**What you should do**. Set down the full listing exactly as given. Any pictures are to be left out.

-- Begin Recorded data --

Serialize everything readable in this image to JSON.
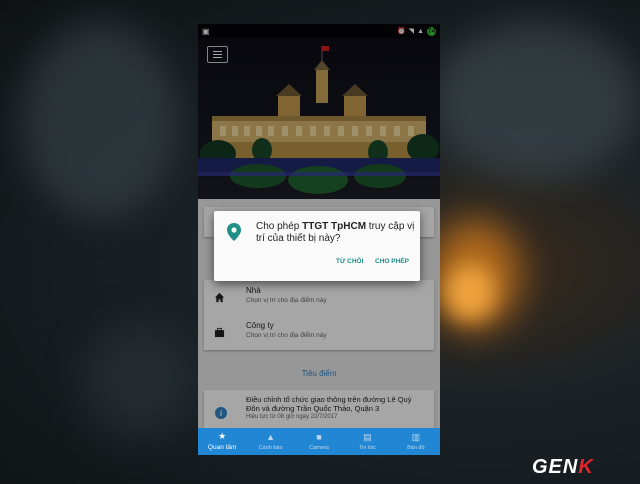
{
  "status_bar": {
    "icons": [
      "image-icon",
      "alarm-icon",
      "wifi-icon",
      "signal-icon",
      "battery-icon"
    ],
    "battery_label": "74"
  },
  "app": {
    "menu_icon": "hamburger-menu-icon",
    "hero_image": "ho-chi-minh-city-hall-at-night"
  },
  "places": [
    {
      "title": "Nhà",
      "subtitle": "Chọn vị trí cho địa điểm này",
      "icon": "home-icon"
    },
    {
      "title": "Công ty",
      "subtitle": "Chọn vị trí cho địa điểm này",
      "icon": "briefcase-icon"
    }
  ],
  "focus": {
    "title": "Tiêu điểm"
  },
  "news": {
    "title": "Điều chỉnh tổ chức giao thông trên đường Lê Quý Đôn và đường Trần Quốc Thảo, Quận 3",
    "subtitle": "Hiệu lực từ 08 giờ ngày 22/7/2017",
    "icon": "info-icon"
  },
  "dialog": {
    "prefix": "Cho phép ",
    "app_name": "TTGT TpHCM",
    "suffix": " truy cập vị trí của thiết bị này?",
    "deny_label": "TỪ CHỐI",
    "allow_label": "CHO PHÉP",
    "icon": "location-pin-icon",
    "accent_color": "#1f8f88"
  },
  "bottom_nav": [
    {
      "label": "Quan tâm",
      "icon": "star-icon",
      "glyph": "★",
      "active": true
    },
    {
      "label": "Cảnh báo",
      "icon": "warning-icon",
      "glyph": "▲",
      "active": false
    },
    {
      "label": "Camera",
      "icon": "camera-icon",
      "glyph": "■",
      "active": false
    },
    {
      "label": "Tin tức",
      "icon": "news-icon",
      "glyph": "▤",
      "active": false
    },
    {
      "label": "Bản đồ",
      "icon": "map-icon",
      "glyph": "▥",
      "active": false
    }
  ],
  "colors": {
    "nav_bar": "#2186d4",
    "link": "#2f86c9"
  },
  "watermark": {
    "text_main": "GEN",
    "text_accent": "K"
  }
}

-- End Recorded data --

**Finished task**.
Serialize everything readable in this image to JSON.
{
  "status_bar": {
    "icons": [
      "image-icon",
      "alarm-icon",
      "wifi-icon",
      "signal-icon",
      "battery-icon"
    ],
    "battery_label": "74"
  },
  "app": {
    "menu_icon": "hamburger-menu-icon",
    "hero_image": "ho-chi-minh-city-hall-at-night"
  },
  "places": [
    {
      "title": "Nhà",
      "subtitle": "Chọn vị trí cho địa điểm này",
      "icon": "home-icon"
    },
    {
      "title": "Công ty",
      "subtitle": "Chọn vị trí cho địa điểm này",
      "icon": "briefcase-icon"
    }
  ],
  "focus": {
    "title": "Tiêu điểm"
  },
  "news": {
    "title": "Điều chỉnh tổ chức giao thông trên đường Lê Quý Đôn và đường Trần Quốc Thảo, Quận 3",
    "subtitle": "Hiệu lực từ 08 giờ ngày 22/7/2017",
    "icon": "info-icon"
  },
  "dialog": {
    "prefix": "Cho phép ",
    "app_name": "TTGT TpHCM",
    "suffix": " truy cập vị trí của thiết bị này?",
    "deny_label": "TỪ CHỐI",
    "allow_label": "CHO PHÉP",
    "icon": "location-pin-icon",
    "accent_color": "#1f8f88"
  },
  "bottom_nav": [
    {
      "label": "Quan tâm",
      "icon": "star-icon",
      "glyph": "★",
      "active": true
    },
    {
      "label": "Cảnh báo",
      "icon": "warning-icon",
      "glyph": "▲",
      "active": false
    },
    {
      "label": "Camera",
      "icon": "camera-icon",
      "glyph": "■",
      "active": false
    },
    {
      "label": "Tin tức",
      "icon": "news-icon",
      "glyph": "▤",
      "active": false
    },
    {
      "label": "Bản đồ",
      "icon": "map-icon",
      "glyph": "▥",
      "active": false
    }
  ],
  "colors": {
    "nav_bar": "#2186d4",
    "link": "#2f86c9"
  },
  "watermark": {
    "text_main": "GEN",
    "text_accent": "K"
  }
}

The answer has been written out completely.